State how many lines contain the string "permitting", and write nothing else.

━━ SOURCE RECORDS ━━

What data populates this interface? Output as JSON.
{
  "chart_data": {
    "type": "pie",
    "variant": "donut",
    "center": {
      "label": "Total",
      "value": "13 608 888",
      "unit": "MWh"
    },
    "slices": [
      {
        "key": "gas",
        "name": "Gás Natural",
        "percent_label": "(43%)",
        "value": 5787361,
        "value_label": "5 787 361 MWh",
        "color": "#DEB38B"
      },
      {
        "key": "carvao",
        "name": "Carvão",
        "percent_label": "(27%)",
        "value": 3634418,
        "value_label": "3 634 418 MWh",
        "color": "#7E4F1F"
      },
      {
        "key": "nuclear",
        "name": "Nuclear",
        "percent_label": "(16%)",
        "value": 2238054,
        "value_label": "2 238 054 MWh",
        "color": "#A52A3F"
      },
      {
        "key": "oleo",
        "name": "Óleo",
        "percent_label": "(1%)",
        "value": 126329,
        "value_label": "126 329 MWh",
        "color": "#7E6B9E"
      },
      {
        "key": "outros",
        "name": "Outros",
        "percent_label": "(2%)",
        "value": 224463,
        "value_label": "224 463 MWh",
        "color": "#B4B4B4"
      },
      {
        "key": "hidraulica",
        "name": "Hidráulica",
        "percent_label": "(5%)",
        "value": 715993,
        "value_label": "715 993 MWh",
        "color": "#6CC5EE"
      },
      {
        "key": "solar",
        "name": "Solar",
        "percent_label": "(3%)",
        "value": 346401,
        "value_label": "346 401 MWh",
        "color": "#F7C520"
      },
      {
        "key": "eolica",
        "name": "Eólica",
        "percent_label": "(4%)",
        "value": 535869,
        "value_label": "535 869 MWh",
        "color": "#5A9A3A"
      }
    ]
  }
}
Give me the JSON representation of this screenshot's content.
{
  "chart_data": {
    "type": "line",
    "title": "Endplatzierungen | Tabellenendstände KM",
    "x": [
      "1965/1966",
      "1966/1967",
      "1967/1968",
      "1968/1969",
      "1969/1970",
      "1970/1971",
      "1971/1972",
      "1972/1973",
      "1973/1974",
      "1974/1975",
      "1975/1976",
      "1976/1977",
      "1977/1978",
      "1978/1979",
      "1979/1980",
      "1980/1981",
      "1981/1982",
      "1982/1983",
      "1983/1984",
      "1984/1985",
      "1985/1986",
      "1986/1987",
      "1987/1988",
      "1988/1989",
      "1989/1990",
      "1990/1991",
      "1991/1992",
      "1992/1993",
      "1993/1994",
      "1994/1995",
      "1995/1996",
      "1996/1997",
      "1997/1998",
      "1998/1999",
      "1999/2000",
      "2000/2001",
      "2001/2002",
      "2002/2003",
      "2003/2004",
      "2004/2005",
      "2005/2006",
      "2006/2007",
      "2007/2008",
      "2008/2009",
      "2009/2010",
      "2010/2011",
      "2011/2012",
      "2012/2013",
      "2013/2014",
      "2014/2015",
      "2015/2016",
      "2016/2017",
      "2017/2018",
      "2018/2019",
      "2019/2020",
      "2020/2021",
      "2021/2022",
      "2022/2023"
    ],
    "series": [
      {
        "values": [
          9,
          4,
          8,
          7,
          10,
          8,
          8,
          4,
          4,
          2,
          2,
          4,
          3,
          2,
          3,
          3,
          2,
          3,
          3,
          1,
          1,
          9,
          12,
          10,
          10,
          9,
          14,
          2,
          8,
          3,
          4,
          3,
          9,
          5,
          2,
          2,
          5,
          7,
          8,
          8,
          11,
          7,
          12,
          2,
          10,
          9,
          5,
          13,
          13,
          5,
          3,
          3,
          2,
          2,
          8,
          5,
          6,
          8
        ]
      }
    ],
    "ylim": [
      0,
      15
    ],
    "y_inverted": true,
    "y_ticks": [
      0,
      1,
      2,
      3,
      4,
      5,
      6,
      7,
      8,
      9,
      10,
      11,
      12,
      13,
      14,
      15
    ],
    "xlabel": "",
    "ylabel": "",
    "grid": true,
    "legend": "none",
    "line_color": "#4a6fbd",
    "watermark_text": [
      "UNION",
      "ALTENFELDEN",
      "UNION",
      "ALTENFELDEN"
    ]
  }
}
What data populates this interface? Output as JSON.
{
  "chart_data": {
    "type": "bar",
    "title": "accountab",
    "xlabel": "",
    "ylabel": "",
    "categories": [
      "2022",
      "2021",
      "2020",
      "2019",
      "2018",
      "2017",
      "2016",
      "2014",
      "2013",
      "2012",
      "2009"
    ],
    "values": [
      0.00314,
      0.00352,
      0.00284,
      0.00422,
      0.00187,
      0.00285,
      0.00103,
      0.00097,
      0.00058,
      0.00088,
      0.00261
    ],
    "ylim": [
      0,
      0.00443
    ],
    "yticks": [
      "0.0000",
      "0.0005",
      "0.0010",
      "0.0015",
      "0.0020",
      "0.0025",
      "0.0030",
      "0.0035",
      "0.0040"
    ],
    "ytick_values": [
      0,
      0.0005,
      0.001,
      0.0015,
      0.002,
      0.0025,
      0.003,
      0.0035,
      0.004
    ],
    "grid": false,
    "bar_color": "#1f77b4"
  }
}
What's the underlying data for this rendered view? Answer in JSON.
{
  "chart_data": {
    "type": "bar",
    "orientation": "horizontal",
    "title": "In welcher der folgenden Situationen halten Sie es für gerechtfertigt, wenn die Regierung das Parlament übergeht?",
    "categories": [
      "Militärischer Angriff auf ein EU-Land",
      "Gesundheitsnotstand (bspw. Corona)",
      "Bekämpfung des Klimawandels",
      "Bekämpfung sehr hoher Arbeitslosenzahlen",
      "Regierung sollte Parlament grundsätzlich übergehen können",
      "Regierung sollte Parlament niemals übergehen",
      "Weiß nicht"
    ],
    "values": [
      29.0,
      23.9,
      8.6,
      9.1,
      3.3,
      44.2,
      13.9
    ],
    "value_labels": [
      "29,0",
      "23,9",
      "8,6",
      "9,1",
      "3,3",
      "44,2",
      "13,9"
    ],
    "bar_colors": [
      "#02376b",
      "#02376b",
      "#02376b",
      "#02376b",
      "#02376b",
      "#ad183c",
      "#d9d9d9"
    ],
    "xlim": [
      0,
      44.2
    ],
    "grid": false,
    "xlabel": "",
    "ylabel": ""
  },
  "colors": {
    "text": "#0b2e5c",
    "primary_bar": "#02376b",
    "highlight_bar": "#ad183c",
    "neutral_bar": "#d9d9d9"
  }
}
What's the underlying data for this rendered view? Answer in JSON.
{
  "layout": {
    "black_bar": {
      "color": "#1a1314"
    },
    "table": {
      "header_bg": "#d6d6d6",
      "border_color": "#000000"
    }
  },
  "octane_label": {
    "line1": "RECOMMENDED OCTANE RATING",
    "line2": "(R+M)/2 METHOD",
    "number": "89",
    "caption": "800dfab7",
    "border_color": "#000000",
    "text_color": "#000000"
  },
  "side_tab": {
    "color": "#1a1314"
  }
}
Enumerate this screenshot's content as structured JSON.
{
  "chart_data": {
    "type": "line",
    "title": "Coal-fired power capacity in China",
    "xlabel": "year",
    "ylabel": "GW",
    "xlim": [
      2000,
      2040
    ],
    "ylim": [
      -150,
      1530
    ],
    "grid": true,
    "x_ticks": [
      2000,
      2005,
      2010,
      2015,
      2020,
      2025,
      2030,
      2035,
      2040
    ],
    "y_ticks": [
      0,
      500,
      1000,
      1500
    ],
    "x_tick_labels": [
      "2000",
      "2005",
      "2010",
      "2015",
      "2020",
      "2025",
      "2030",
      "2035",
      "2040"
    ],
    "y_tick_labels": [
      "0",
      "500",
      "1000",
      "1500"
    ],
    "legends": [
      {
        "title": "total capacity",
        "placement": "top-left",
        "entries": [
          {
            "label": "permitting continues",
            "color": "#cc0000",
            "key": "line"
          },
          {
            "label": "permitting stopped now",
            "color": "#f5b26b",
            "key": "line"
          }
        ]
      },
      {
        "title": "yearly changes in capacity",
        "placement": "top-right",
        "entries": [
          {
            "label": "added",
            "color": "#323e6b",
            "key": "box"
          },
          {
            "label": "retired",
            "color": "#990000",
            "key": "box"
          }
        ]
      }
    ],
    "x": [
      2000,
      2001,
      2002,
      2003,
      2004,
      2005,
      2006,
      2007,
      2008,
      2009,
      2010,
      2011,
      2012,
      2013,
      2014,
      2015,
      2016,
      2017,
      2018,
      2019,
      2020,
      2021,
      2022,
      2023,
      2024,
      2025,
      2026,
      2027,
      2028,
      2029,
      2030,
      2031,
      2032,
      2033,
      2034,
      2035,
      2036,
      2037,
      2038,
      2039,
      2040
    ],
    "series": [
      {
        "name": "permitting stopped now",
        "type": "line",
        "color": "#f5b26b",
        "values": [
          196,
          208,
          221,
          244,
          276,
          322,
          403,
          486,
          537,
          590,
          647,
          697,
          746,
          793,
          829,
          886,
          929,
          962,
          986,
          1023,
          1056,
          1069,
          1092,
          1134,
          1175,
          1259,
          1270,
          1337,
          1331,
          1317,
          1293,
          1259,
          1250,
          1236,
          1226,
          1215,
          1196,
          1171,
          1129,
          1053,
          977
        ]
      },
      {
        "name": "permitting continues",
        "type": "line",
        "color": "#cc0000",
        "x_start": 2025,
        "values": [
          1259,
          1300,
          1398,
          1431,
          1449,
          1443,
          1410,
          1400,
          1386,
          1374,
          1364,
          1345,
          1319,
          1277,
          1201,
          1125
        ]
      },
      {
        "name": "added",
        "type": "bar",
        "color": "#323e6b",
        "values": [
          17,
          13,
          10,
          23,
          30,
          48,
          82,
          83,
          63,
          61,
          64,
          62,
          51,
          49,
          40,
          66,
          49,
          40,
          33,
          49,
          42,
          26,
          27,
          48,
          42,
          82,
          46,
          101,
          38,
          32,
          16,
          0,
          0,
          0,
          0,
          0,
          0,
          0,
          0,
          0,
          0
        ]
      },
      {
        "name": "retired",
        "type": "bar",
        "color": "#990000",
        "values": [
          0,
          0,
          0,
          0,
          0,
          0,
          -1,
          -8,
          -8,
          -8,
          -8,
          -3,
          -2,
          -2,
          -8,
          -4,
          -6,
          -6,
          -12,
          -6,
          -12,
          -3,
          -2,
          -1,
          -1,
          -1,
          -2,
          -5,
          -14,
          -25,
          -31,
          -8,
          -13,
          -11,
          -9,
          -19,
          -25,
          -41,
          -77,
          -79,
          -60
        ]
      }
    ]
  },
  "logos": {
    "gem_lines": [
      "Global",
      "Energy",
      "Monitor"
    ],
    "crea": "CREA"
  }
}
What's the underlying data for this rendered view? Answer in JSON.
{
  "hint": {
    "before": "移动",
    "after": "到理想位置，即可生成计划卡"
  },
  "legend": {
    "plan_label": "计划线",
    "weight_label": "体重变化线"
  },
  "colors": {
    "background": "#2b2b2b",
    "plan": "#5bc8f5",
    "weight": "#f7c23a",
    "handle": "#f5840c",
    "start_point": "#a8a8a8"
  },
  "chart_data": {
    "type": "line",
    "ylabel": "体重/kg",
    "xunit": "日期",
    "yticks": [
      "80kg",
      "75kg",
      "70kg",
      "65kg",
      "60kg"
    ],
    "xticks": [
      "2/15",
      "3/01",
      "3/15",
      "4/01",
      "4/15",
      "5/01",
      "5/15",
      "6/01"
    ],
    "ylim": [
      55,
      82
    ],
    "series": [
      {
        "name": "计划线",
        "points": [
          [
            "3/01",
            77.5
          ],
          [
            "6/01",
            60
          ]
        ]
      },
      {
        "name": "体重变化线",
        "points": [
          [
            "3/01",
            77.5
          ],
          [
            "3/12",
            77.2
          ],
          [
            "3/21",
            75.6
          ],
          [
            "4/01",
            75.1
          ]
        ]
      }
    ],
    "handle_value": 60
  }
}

━━━

▶ **COMPLETED EXERCISE**
4